Instructions to follow: Leave out the pictures and transcribe the rest of the records exactly.

Dataset items:
---+---
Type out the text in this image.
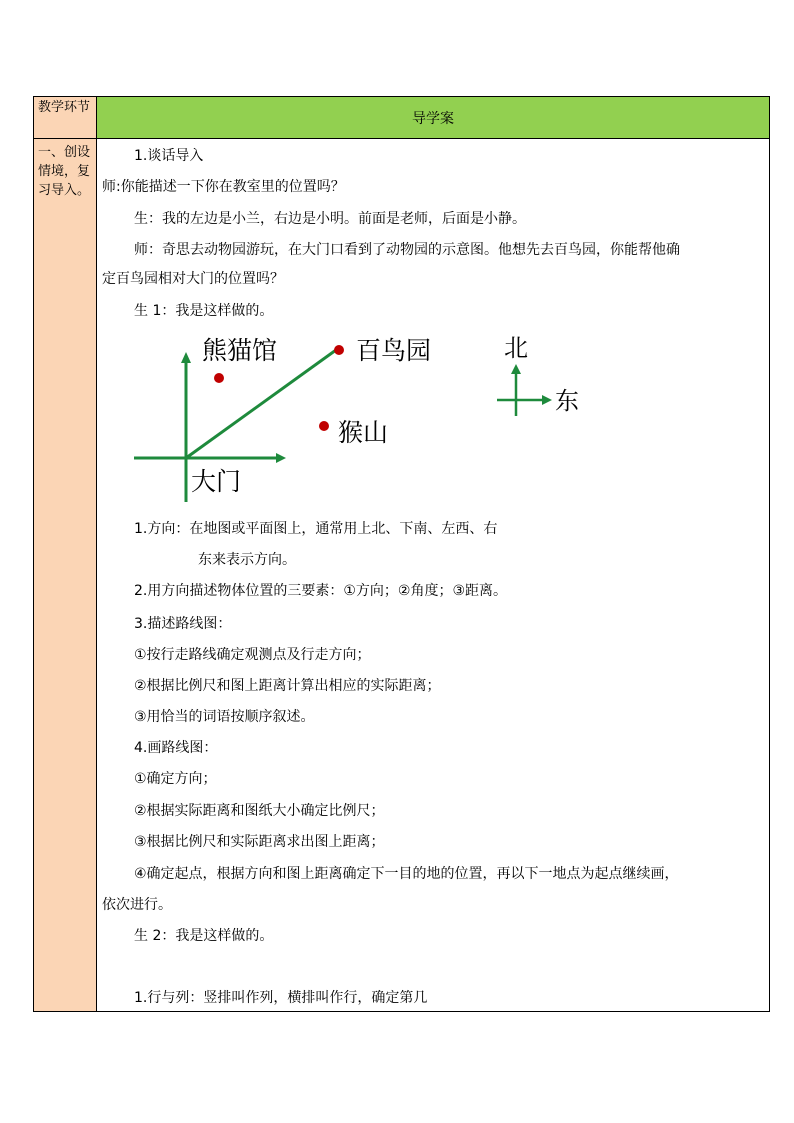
教学环节
导学案
一、创设情境，复习导入。
1.谈话导入
师:你能描述一下你在教室里的位置吗？
生：我的左边是小兰，右边是小明。前面是老师，后面是小静。
师：奇思去动物园游玩，在大门口看到了动物园的示意图。他想先去百鸟园，你能帮他确
定百鸟园相对大门的位置吗？
生 1：我是这样做的。
熊猫馆	百鸟园
猴山
大门
北
东
1.方向：在地图或平面图上，通常用上北、下南、左西、右
东来表示方向。
2.用方向描述物体位置的三要素：①方向；②角度；③距离。
3.描述路线图：
①按行走路线确定观测点及行走方向；
②根据比例尺和图上距离计算出相应的实际距离；
③用恰当的词语按顺序叙述。
4.画路线图：
①确定方向；
②根据实际距离和图纸大小确定比例尺；
③根据比例尺和实际距离求出图上距离；
④确定起点，根据方向和图上距离确定下一目的地的位置，再以下一地点为起点继续画，
依次进行。
生 2：我是这样做的。
1.行与列：竖排叫作列，横排叫作行，确定第几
---+---
Output of the exercise:
Type out the text in this image.
教学环节
导学案
一、创设情境，复习导入。
1.谈话导入
师:你能描述一下你在教室里的位置吗？
生：我的左边是小兰，右边是小明。前面是老师，后面是小静。
师：奇思去动物园游玩，在大门口看到了动物园的示意图。他想先去百鸟园，你能帮他确
定百鸟园相对大门的位置吗？
生 1：我是这样做的。
熊猫馆	百鸟园
猴山
大门
北
东
1.方向：在地图或平面图上，通常用上北、下南、左西、右
东来表示方向。
2.用方向描述物体位置的三要素：①方向；②角度；③距离。
3.描述路线图：
①按行走路线确定观测点及行走方向；
②根据比例尺和图上距离计算出相应的实际距离；
③用恰当的词语按顺序叙述。
4.画路线图：
①确定方向；
②根据实际距离和图纸大小确定比例尺；
③根据比例尺和实际距离求出图上距离；
④确定起点，根据方向和图上距离确定下一目的地的位置，再以下一地点为起点继续画，
依次进行。
生 2：我是这样做的。
1.行与列：竖排叫作列，横排叫作行，确定第几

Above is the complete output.